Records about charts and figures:
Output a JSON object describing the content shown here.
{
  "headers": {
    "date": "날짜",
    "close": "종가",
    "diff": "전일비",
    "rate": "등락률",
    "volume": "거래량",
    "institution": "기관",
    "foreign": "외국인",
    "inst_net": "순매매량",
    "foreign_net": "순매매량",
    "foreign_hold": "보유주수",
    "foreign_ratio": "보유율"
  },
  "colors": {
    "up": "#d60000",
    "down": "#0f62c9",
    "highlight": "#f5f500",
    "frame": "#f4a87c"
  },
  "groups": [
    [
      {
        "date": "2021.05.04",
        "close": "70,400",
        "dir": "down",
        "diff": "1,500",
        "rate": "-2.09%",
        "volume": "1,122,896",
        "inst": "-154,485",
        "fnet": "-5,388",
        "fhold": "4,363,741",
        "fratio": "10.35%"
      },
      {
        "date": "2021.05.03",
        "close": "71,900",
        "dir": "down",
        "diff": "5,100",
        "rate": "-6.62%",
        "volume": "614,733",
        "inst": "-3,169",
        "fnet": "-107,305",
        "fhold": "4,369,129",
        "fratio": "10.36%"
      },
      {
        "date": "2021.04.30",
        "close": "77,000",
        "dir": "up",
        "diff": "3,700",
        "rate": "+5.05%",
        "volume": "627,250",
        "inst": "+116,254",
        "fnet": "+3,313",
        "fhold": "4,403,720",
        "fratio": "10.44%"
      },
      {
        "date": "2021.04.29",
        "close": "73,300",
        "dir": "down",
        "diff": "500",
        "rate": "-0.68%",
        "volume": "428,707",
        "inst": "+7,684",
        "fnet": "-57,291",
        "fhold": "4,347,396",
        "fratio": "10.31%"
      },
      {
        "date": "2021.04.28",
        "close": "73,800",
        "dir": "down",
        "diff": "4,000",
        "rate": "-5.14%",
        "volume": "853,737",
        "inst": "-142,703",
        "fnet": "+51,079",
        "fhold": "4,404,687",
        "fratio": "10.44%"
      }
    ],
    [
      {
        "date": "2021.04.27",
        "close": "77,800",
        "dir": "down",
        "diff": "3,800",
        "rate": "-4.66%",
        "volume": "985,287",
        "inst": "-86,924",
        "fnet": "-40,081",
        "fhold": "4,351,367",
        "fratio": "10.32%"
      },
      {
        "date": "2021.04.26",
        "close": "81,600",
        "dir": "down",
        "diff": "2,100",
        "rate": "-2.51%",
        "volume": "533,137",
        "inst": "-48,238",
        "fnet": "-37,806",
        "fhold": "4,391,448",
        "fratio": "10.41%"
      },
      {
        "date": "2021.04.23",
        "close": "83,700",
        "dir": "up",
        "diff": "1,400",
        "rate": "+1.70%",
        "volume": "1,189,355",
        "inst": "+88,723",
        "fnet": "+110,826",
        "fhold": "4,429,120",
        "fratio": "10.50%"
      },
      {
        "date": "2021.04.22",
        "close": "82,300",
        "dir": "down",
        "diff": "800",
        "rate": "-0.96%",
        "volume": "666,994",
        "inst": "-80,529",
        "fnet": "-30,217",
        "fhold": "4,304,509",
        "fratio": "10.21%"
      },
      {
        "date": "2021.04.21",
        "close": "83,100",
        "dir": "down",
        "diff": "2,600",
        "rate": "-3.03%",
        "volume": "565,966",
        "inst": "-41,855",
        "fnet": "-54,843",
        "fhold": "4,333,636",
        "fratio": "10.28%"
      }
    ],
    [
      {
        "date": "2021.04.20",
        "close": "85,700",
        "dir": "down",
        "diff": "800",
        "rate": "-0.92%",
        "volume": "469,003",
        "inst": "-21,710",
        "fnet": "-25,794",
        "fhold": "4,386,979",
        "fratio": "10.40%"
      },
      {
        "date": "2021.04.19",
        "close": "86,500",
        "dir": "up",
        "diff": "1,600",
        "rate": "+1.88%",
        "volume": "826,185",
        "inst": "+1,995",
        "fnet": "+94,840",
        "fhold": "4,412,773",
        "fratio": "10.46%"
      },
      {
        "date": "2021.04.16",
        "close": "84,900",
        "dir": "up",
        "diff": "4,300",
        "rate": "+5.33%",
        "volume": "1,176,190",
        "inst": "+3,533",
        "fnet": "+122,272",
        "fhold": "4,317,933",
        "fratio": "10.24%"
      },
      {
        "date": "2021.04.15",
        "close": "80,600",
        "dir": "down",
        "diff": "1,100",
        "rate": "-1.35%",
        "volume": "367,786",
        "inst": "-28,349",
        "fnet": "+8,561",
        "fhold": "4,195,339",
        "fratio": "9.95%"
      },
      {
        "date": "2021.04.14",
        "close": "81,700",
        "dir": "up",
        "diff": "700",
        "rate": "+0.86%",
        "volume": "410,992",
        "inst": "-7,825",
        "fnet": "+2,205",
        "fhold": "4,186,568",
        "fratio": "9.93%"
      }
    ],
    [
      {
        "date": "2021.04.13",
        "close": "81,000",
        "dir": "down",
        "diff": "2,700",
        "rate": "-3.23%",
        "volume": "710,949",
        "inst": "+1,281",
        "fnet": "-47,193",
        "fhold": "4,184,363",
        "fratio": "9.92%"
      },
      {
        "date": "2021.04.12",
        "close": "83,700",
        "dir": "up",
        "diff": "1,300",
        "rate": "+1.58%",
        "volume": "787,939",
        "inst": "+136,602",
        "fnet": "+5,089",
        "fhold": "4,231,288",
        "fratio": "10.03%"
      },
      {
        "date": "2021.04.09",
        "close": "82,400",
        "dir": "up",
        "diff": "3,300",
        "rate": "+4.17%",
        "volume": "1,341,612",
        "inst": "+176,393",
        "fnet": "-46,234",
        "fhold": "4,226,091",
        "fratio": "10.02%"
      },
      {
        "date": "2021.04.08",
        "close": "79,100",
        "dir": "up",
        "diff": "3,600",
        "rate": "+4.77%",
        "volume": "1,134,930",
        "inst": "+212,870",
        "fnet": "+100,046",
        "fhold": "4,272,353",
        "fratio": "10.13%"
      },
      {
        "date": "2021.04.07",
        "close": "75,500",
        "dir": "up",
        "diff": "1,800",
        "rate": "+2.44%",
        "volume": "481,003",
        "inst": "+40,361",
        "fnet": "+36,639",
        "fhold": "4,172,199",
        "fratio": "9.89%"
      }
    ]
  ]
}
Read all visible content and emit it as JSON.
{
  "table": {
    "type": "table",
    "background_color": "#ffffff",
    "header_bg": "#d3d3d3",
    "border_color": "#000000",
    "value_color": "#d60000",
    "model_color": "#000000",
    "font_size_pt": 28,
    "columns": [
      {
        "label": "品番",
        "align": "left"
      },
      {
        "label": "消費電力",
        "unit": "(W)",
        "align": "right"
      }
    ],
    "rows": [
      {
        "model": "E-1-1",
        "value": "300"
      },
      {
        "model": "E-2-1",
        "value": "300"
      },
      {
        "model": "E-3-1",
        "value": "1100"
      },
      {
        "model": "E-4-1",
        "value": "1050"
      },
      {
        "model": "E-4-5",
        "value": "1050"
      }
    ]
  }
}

**Task details**
Write out the records above again, keeping each one identical to the original.

**Solution**
Output a JSON object describing the content shown here.
{
  "headers": {
    "date": "날짜",
    "close": "종가",
    "diff": "전일비",
    "rate": "등락률",
    "volume": "거래량",
    "institution": "기관",
    "foreign": "외국인",
    "inst_net": "순매매량",
    "foreign_net": "순매매량",
    "foreign_hold": "보유주수",
    "foreign_ratio": "보유율"
  },
  "colors": {
    "up": "#d60000",
    "down": "#0f62c9",
    "highlight": "#f5f500",
    "frame": "#f4a87c"
  },
  "groups": [
    [
      {
        "date": "2021.05.04",
        "close": "70,400",
        "dir": "down",
        "diff": "1,500",
        "rate": "-2.09%",
        "volume": "1,122,896",
        "inst": "-154,485",
        "fnet": "-5,388",
        "fhold": "4,363,741",
        "fratio": "10.35%"
      },
      {
        "date": "2021.05.03",
        "close": "71,900",
        "dir": "down",
        "diff": "5,100",
        "rate": "-6.62%",
        "volume": "614,733",
        "inst": "-3,169",
        "fnet": "-107,305",
        "fhold": "4,369,129",
        "fratio": "10.36%"
      },
      {
        "date": "2021.04.30",
        "close": "77,000",
        "dir": "up",
        "diff": "3,700",
        "rate": "+5.05%",
        "volume": "627,250",
        "inst": "+116,254",
        "fnet": "+3,313",
        "fhold": "4,403,720",
        "fratio": "10.44%"
      },
      {
        "date": "2021.04.29",
        "close": "73,300",
        "dir": "down",
        "diff": "500",
        "rate": "-0.68%",
        "volume": "428,707",
        "inst": "+7,684",
        "fnet": "-57,291",
        "fhold": "4,347,396",
        "fratio": "10.31%"
      },
      {
        "date": "2021.04.28",
        "close": "73,800",
        "dir": "down",
        "diff": "4,000",
        "rate": "-5.14%",
        "volume": "853,737",
        "inst": "-142,703",
        "fnet": "+51,079",
        "fhold": "4,404,687",
        "fratio": "10.44%"
      }
    ],
    [
      {
        "date": "2021.04.27",
        "close": "77,800",
        "dir": "down",
        "diff": "3,800",
        "rate": "-4.66%",
        "volume": "985,287",
        "inst": "-86,924",
        "fnet": "-40,081",
        "fhold": "4,351,367",
        "fratio": "10.32%"
      },
      {
        "date": "2021.04.26",
        "close": "81,600",
        "dir": "down",
        "diff": "2,100",
        "rate": "-2.51%",
        "volume": "533,137",
        "inst": "-48,238",
        "fnet": "-37,806",
        "fhold": "4,391,448",
        "fratio": "10.41%"
      },
      {
        "date": "2021.04.23",
        "close": "83,700",
        "dir": "up",
        "diff": "1,400",
        "rate": "+1.70%",
        "volume": "1,189,355",
        "inst": "+88,723",
        "fnet": "+110,826",
        "fhold": "4,429,120",
        "fratio": "10.50%"
      },
      {
        "date": "2021.04.22",
        "close": "82,300",
        "dir": "down",
        "diff": "800",
        "rate": "-0.96%",
        "volume": "666,994",
        "inst": "-80,529",
        "fnet": "-30,217",
        "fhold": "4,304,509",
        "fratio": "10.21%"
      },
      {
        "date": "2021.04.21",
        "close": "83,100",
        "dir": "down",
        "diff": "2,600",
        "rate": "-3.03%",
        "volume": "565,966",
        "inst": "-41,855",
        "fnet": "-54,843",
        "fhold": "4,333,636",
        "fratio": "10.28%"
      }
    ],
    [
      {
        "date": "2021.04.20",
        "close": "85,700",
        "dir": "down",
        "diff": "800",
        "rate": "-0.92%",
        "volume": "469,003",
        "inst": "-21,710",
        "fnet": "-25,794",
        "fhold": "4,386,979",
        "fratio": "10.40%"
      },
      {
        "date": "2021.04.19",
        "close": "86,500",
        "dir": "up",
        "diff": "1,600",
        "rate": "+1.88%",
        "volume": "826,185",
        "inst": "+1,995",
        "fnet": "+94,840",
        "fhold": "4,412,773",
        "fratio": "10.46%"
      },
      {
        "date": "2021.04.16",
        "close": "84,900",
        "dir": "up",
        "diff": "4,300",
        "rate": "+5.33%",
        "volume": "1,176,190",
        "inst": "+3,533",
        "fnet": "+122,272",
        "fhold": "4,317,933",
        "fratio": "10.24%"
      },
      {
        "date": "2021.04.15",
        "close": "80,600",
        "dir": "down",
        "diff": "1,100",
        "rate": "-1.35%",
        "volume": "367,786",
        "inst": "-28,349",
        "fnet": "+8,561",
        "fhold": "4,195,339",
        "fratio": "9.95%"
      },
      {
        "date": "2021.04.14",
        "close": "81,700",
        "dir": "up",
        "diff": "700",
        "rate": "+0.86%",
        "volume": "410,992",
        "inst": "-7,825",
        "fnet": "+2,205",
        "fhold": "4,186,568",
        "fratio": "9.93%"
      }
    ],
    [
      {
        "date": "2021.04.13",
        "close": "81,000",
        "dir": "down",
        "diff": "2,700",
        "rate": "-3.23%",
        "volume": "710,949",
        "inst": "+1,281",
        "fnet": "-47,193",
        "fhold": "4,184,363",
        "fratio": "9.92%"
      },
      {
        "date": "2021.04.12",
        "close": "83,700",
        "dir": "up",
        "diff": "1,300",
        "rate": "+1.58%",
        "volume": "787,939",
        "inst": "+136,602",
        "fnet": "+5,089",
        "fhold": "4,231,288",
        "fratio": "10.03%"
      },
      {
        "date": "2021.04.09",
        "close": "82,400",
        "dir": "up",
        "diff": "3,300",
        "rate": "+4.17%",
        "volume": "1,341,612",
        "inst": "+176,393",
        "fnet": "-46,234",
        "fhold": "4,226,091",
        "fratio": "10.02%"
      },
      {
        "date": "2021.04.08",
        "close": "79,100",
        "dir": "up",
        "diff": "3,600",
        "rate": "+4.77%",
        "volume": "1,134,930",
        "inst": "+212,870",
        "fnet": "+100,046",
        "fhold": "4,272,353",
        "fratio": "10.13%"
      },
      {
        "date": "2021.04.07",
        "close": "75,500",
        "dir": "up",
        "diff": "1,800",
        "rate": "+2.44%",
        "volume": "481,003",
        "inst": "+40,361",
        "fnet": "+36,639",
        "fhold": "4,172,199",
        "fratio": "9.89%"
      }
    ]
  ]
}
Read all visible content and emit it as JSON.
{
  "table": {
    "type": "table",
    "background_color": "#ffffff",
    "header_bg": "#d3d3d3",
    "border_color": "#000000",
    "value_color": "#d60000",
    "model_color": "#000000",
    "font_size_pt": 28,
    "columns": [
      {
        "label": "品番",
        "align": "left"
      },
      {
        "label": "消費電力",
        "unit": "(W)",
        "align": "right"
      }
    ],
    "rows": [
      {
        "model": "E-1-1",
        "value": "300"
      },
      {
        "model": "E-2-1",
        "value": "300"
      },
      {
        "model": "E-3-1",
        "value": "1100"
      },
      {
        "model": "E-4-1",
        "value": "1050"
      },
      {
        "model": "E-4-5",
        "value": "1050"
      }
    ]
  }
}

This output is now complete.